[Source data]
---
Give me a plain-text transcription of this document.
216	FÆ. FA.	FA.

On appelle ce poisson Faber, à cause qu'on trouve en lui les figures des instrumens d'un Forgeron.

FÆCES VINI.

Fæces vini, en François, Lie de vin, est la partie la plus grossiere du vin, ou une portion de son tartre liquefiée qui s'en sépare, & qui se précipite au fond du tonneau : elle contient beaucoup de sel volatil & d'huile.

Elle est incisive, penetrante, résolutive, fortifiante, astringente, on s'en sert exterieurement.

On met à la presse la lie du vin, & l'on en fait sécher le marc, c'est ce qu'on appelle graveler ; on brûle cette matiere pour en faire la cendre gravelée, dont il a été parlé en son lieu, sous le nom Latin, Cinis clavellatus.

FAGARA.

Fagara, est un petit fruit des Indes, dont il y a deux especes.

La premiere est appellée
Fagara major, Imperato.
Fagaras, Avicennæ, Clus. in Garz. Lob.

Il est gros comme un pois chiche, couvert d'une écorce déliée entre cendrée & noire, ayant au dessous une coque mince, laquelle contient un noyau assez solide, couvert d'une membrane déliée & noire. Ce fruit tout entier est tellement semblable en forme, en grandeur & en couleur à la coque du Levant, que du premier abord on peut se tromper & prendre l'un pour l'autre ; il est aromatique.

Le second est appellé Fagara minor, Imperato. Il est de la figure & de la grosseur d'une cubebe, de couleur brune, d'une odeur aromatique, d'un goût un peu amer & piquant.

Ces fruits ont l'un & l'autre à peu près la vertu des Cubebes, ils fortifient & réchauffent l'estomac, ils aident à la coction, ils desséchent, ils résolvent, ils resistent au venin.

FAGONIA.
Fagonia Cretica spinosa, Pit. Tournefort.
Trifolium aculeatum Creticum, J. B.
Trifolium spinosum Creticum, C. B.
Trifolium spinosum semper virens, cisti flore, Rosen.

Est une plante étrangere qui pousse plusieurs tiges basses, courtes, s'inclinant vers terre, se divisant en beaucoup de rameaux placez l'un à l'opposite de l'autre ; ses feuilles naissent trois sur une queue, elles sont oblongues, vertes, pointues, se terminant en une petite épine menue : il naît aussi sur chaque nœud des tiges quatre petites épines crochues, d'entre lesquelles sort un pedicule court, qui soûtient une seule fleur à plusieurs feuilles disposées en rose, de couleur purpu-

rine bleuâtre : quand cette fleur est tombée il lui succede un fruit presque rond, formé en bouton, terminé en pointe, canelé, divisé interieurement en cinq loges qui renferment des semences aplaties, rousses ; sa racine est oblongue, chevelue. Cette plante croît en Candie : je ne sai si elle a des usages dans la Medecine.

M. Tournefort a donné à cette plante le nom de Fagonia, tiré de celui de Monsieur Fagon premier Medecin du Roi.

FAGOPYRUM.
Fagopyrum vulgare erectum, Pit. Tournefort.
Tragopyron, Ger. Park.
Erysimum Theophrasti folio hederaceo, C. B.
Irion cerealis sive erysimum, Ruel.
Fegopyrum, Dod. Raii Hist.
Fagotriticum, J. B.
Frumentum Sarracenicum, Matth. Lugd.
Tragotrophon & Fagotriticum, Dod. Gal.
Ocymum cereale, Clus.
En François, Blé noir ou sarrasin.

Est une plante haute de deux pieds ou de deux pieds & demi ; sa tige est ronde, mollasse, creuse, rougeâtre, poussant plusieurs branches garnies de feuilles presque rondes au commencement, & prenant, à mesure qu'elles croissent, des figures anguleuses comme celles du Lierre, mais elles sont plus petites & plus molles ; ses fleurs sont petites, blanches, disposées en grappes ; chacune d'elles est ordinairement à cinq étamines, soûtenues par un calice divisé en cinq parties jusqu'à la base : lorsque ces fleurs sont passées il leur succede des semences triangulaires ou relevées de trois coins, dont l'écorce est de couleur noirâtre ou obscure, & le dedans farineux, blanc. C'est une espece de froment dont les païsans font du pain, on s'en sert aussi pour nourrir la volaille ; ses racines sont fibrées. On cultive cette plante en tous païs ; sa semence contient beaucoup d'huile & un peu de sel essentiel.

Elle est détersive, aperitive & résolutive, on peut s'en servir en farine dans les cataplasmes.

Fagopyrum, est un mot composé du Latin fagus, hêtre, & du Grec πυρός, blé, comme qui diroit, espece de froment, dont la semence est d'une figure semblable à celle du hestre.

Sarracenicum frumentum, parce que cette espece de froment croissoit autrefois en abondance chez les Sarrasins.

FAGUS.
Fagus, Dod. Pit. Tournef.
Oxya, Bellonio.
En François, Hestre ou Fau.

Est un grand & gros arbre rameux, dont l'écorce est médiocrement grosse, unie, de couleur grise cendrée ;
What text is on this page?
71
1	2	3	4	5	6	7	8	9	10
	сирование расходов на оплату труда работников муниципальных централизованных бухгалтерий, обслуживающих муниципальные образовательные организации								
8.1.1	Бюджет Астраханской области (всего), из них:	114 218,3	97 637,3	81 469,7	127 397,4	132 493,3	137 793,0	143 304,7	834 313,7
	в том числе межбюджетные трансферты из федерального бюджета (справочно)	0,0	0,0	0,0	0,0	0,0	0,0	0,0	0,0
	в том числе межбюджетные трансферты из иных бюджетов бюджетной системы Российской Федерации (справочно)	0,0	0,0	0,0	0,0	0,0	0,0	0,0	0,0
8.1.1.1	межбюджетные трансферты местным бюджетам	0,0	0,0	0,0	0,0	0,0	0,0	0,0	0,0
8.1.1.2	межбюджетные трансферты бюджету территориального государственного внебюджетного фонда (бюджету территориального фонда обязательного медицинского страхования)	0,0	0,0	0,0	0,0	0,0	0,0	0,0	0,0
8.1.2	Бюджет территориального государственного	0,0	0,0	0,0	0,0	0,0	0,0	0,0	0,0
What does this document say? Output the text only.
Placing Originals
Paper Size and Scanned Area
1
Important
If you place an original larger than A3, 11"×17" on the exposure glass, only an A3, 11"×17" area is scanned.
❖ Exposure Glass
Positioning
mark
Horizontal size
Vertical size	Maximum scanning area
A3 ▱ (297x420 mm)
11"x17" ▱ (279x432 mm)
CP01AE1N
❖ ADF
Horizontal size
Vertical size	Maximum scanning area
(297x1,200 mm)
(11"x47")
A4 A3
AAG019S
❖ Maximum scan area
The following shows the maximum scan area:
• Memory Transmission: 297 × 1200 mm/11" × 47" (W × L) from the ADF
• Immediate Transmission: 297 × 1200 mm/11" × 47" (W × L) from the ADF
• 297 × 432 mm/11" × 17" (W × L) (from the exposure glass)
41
---
- **Exercise task**
Collect the lines of the data that carry the word "trois".

- **Response**
Est une plante étrangere qui pousse plusieurs tiges basses, courtes, s'inclinant vers terre, se divisant en beaucoup de rameaux placez l'un à l'opposite de l'autre ; ses feuilles naissent trois sur une queue, elles sont oblongues, vertes, pointues, se terminant en une petite épine menue : il naît aussi sur chaque nœud des tiges quatre petites épines crochues, d'entre lesquelles sort un pedicule court, qui soûtient une seule fleur à plusieurs feuilles disposées en rose, de couleur purpu-
Est une plante haute de deux pieds ou de deux pieds & demi ; sa tige est ronde, mollasse, creuse, rougeâtre, poussant plusieurs branches garnies de feuilles presque rondes au commencement, & prenant, à mesure qu'elles croissent, des figures anguleuses comme celles du Lierre, mais elles sont plus petites & plus molles ; ses fleurs sont petites, blanches, disposées en grappes ; chacune d'elles est ordinairement à cinq étamines, soûtenues par un calice divisé en cinq parties jusqu'à la base : lorsque ces fleurs sont passées il leur succede des semences triangulaires ou relevées de trois coins, dont l'écorce est de couleur noirâtre ou obscure, & le dedans farineux, blanc. C'est une espece de froment dont les païsans font du pain, on s'en sert aussi pour nourrir la volaille ; ses racines sont fibrées. On cultive cette plante en tous païs ; sa semence contient beaucoup d'huile & un peu de sel essentiel.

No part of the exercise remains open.